[Task directions]: Copy every line of the listing exactly.

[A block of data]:
__________________________________________________

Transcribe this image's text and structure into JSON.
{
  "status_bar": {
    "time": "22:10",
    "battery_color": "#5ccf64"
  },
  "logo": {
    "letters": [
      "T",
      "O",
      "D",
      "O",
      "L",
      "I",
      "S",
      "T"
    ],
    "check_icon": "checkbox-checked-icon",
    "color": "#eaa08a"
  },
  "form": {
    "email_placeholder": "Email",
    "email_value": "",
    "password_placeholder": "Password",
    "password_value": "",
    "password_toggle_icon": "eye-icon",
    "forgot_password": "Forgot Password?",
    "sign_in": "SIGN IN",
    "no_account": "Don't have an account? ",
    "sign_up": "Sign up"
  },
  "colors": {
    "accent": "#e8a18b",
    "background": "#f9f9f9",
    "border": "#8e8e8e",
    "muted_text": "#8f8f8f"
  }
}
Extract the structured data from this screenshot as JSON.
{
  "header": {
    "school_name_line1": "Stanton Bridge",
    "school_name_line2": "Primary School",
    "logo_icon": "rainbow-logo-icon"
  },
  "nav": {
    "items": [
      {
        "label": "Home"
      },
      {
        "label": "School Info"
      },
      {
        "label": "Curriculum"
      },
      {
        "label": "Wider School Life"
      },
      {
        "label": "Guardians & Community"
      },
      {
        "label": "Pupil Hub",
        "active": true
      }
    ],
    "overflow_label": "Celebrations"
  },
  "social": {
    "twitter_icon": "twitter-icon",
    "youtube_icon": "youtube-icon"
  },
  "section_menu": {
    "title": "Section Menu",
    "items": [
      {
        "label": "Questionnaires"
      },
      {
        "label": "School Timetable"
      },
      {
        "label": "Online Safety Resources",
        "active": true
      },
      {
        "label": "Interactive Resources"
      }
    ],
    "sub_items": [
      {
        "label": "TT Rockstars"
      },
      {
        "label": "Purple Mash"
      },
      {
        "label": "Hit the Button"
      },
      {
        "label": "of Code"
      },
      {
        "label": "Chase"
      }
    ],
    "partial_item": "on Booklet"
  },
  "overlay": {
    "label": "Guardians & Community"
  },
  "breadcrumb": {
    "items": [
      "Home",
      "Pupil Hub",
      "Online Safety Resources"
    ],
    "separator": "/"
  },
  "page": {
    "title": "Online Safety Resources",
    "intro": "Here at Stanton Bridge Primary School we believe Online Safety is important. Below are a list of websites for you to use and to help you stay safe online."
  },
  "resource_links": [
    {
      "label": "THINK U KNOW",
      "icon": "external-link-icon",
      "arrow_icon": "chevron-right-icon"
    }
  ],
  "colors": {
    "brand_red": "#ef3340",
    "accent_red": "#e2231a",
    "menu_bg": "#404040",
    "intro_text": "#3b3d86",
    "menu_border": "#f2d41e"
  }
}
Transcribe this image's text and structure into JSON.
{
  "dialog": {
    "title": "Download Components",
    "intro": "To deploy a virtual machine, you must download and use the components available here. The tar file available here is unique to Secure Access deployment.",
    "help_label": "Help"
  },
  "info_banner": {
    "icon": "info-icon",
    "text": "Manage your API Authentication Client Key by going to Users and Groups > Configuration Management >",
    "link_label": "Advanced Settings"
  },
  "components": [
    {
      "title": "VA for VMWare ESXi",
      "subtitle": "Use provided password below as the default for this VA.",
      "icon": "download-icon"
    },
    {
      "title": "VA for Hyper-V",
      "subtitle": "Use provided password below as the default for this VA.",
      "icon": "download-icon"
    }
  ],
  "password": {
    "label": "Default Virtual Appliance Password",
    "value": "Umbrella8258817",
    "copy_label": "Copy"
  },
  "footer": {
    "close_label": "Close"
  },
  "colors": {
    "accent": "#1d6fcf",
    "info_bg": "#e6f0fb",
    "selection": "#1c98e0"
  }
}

__________________________________________________

[Exercise solution]:
Transcribe this image's text and structure into JSON.
{
  "status_bar": {
    "time": "22:10",
    "battery_color": "#5ccf64"
  },
  "logo": {
    "letters": [
      "T",
      "O",
      "D",
      "O",
      "L",
      "I",
      "S",
      "T"
    ],
    "check_icon": "checkbox-checked-icon",
    "color": "#eaa08a"
  },
  "form": {
    "email_placeholder": "Email",
    "email_value": "",
    "password_placeholder": "Password",
    "password_value": "",
    "password_toggle_icon": "eye-icon",
    "forgot_password": "Forgot Password?",
    "sign_in": "SIGN IN",
    "no_account": "Don't have an account? ",
    "sign_up": "Sign up"
  },
  "colors": {
    "accent": "#e8a18b",
    "background": "#f9f9f9",
    "border": "#8e8e8e",
    "muted_text": "#8f8f8f"
  }
}
Extract the structured data from this screenshot as JSON.
{
  "header": {
    "school_name_line1": "Stanton Bridge",
    "school_name_line2": "Primary School",
    "logo_icon": "rainbow-logo-icon"
  },
  "nav": {
    "items": [
      {
        "label": "Home"
      },
      {
        "label": "School Info"
      },
      {
        "label": "Curriculum"
      },
      {
        "label": "Wider School Life"
      },
      {
        "label": "Guardians & Community"
      },
      {
        "label": "Pupil Hub",
        "active": true
      }
    ],
    "overflow_label": "Celebrations"
  },
  "social": {
    "twitter_icon": "twitter-icon",
    "youtube_icon": "youtube-icon"
  },
  "section_menu": {
    "title": "Section Menu",
    "items": [
      {
        "label": "Questionnaires"
      },
      {
        "label": "School Timetable"
      },
      {
        "label": "Online Safety Resources",
        "active": true
      },
      {
        "label": "Interactive Resources"
      }
    ],
    "sub_items": [
      {
        "label": "TT Rockstars"
      },
      {
        "label": "Purple Mash"
      },
      {
        "label": "Hit the Button"
      },
      {
        "label": "of Code"
      },
      {
        "label": "Chase"
      }
    ],
    "partial_item": "on Booklet"
  },
  "overlay": {
    "label": "Guardians & Community"
  },
  "breadcrumb": {
    "items": [
      "Home",
      "Pupil Hub",
      "Online Safety Resources"
    ],
    "separator": "/"
  },
  "page": {
    "title": "Online Safety Resources",
    "intro": "Here at Stanton Bridge Primary School we believe Online Safety is important. Below are a list of websites for you to use and to help you stay safe online."
  },
  "resource_links": [
    {
      "label": "THINK U KNOW",
      "icon": "external-link-icon",
      "arrow_icon": "chevron-right-icon"
    }
  ],
  "colors": {
    "brand_red": "#ef3340",
    "accent_red": "#e2231a",
    "menu_bg": "#404040",
    "intro_text": "#3b3d86",
    "menu_border": "#f2d41e"
  }
}
Transcribe this image's text and structure into JSON.
{
  "dialog": {
    "title": "Download Components",
    "intro": "To deploy a virtual machine, you must download and use the components available here. The tar file available here is unique to Secure Access deployment.",
    "help_label": "Help"
  },
  "info_banner": {
    "icon": "info-icon",
    "text": "Manage your API Authentication Client Key by going to Users and Groups > Configuration Management >",
    "link_label": "Advanced Settings"
  },
  "components": [
    {
      "title": "VA for VMWare ESXi",
      "subtitle": "Use provided password below as the default for this VA.",
      "icon": "download-icon"
    },
    {
      "title": "VA for Hyper-V",
      "subtitle": "Use provided password below as the default for this VA.",
      "icon": "download-icon"
    }
  ],
  "password": {
    "label": "Default Virtual Appliance Password",
    "value": "Umbrella8258817",
    "copy_label": "Copy"
  },
  "footer": {
    "close_label": "Close"
  },
  "colors": {
    "accent": "#1d6fcf",
    "info_bg": "#e6f0fb",
    "selection": "#1c98e0"
  }
}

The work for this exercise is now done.